**Short exercise:** Express the listing lines from the line containing "- colorbar-swatch: [574, 699, 606, 727]" to the line containing "- south-america-core: [370, 476, 436, 534]", both included, as a Markdown table with the columns Row and Entry. Number each line in Row, put the line in Entry, and leave out blank lines.

**Data for processing:**
========================================================================

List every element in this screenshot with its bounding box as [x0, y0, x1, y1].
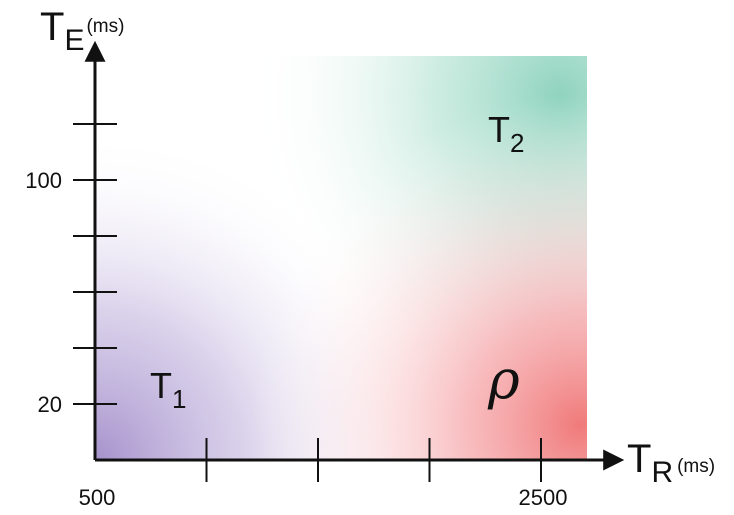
- color-field: [95, 56, 587, 460]
- t1-label: T1: [150, 365, 186, 414]
- y-axis-subscript: E: [64, 24, 84, 57]
- x-ticks: 500 2500: [79, 438, 568, 510]
- t2-label: T2: [488, 109, 524, 158]
- y-axis-title: TE (ms): [40, 5, 124, 57]
- rho-label: ρ: [487, 348, 520, 411]
- t2-subscript: 2: [510, 128, 524, 158]
- y-ticks: 20 100: [25, 123, 117, 417]
- x-tick-label: 2500: [519, 485, 568, 510]
- x-axis-subscript: R: [651, 456, 673, 489]
- x-axis-title: TR (ms): [627, 437, 715, 489]
- x-axis-unit: (ms): [677, 456, 715, 477]
- y-tick-label: 100: [25, 168, 62, 193]
- proton-density-zone: [95, 56, 587, 460]
- x-axis-symbol: T: [627, 437, 651, 481]
- y-axis-unit: (ms): [86, 16, 124, 37]
- x-tick-label: 500: [79, 485, 116, 510]
- t1-subscript: 1: [172, 384, 186, 414]
- t1-symbol: T: [150, 365, 172, 406]
- t2-symbol: T: [488, 109, 510, 150]
- y-tick-label: 20: [38, 392, 62, 417]
- y-axis-symbol: T: [40, 5, 64, 49]
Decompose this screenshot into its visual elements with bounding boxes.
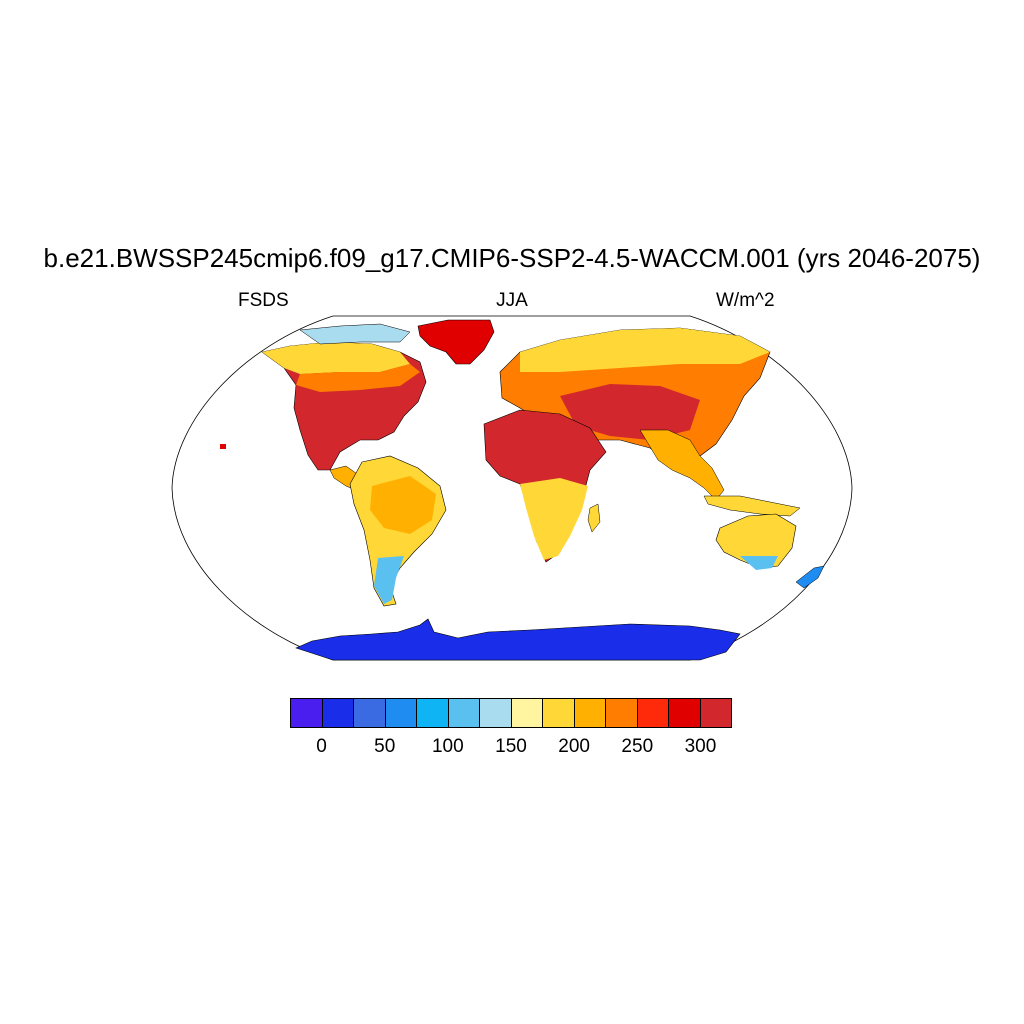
- colorbar-swatch: [574, 699, 606, 727]
- colorbar-swatch: [417, 699, 449, 727]
- middle-east-core: [560, 384, 700, 440]
- colorbar-swatch: [291, 699, 323, 727]
- madagascar: [587, 503, 601, 533]
- north-america-mid-band: [296, 364, 420, 392]
- colorbar-swatch: [354, 699, 386, 727]
- colorbar-swatch: [543, 699, 575, 727]
- colorbar: [290, 698, 732, 728]
- colorbar-swatch: [322, 699, 354, 727]
- canada-arctic-islands: [299, 323, 411, 345]
- colorbar-tick-label: 250: [621, 736, 654, 757]
- australia-south: [740, 556, 778, 570]
- colorbar-swatch: [511, 699, 543, 727]
- colorbar-swatch: [448, 699, 480, 727]
- new-zealand: [795, 565, 825, 589]
- indonesia: [703, 495, 801, 517]
- south-america-core: [370, 476, 436, 534]
- variable-label: FSDS: [238, 290, 289, 311]
- greenland: [417, 319, 495, 365]
- south-asia: [639, 429, 725, 501]
- colorbar-tick-label: 0: [316, 736, 327, 757]
- hawaii: [220, 444, 226, 449]
- colorbar-swatch: [606, 699, 638, 727]
- units-label: W/m^2: [716, 290, 775, 311]
- colorbar-swatch: [669, 699, 701, 727]
- australia: [715, 513, 797, 569]
- colorbar-swatch: [480, 699, 512, 727]
- colorbar-swatch: [637, 699, 669, 727]
- eurasia-north: [520, 328, 770, 372]
- map-title: b.e21.BWSSP245cmip6.f09_g17.CMIP6-SSP2-4…: [43, 243, 981, 273]
- africa-south: [520, 478, 588, 560]
- south-america-south: [374, 556, 404, 604]
- colorbar-tick-label: 150: [495, 736, 527, 757]
- season-label: JJA: [496, 290, 528, 311]
- colorbar-swatch: [385, 699, 417, 727]
- colorbar-tick-label: 300: [684, 736, 717, 757]
- colorbar-tick-label: 100: [431, 736, 464, 757]
- antarctica: [295, 618, 741, 661]
- colorbar-swatch: [700, 699, 731, 727]
- colorbar-tick-label: 200: [558, 736, 590, 757]
- north-america-north-band: [262, 342, 410, 374]
- colorbar-tick-label: 50: [374, 736, 396, 757]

========================================================================

**Result of this exercise:**
| Row | Entry |
|---|---|
| 1 | - colorbar-swatch: [574, 699, 606, 727] |
| 2 | - colorbar-swatch: [417, 699, 449, 727] |
| 3 | - middle-east-core: [560, 384, 700, 440] |
| 4 | - colorbar-swatch: [291, 699, 323, 727] |
| 5 | - madagascar: [587, 503, 601, 533] |
| 6 | - north-america-mid-band: [296, 364, 420, 392] |
| 7 | - colorbar-swatch: [354, 699, 386, 727] |
| 8 | - colorbar-swatch: [543, 699, 575, 727] |
| 9 | - colorbar: [290, 698, 732, 728] |
| 10 | - colorbar-swatch: [322, 699, 354, 727] |
| 11 | - canada-arctic-islands: [299, 323, 411, 345] |
| 12 | - colorbar-tick-label: 250: [621, 736, 654, 757] |
| 13 | - australia-south: [740, 556, 778, 570] |
| 14 | - colorbar-swatch: [511, 699, 543, 727] |
| 15 | - colorbar-swatch: [448, 699, 480, 727] |
| 16 | - new-zealand: [795, 565, 825, 589] |
| 17 | - indonesia: [703, 495, 801, 517] |
| 18 | - south-america-core: [370, 476, 436, 534] |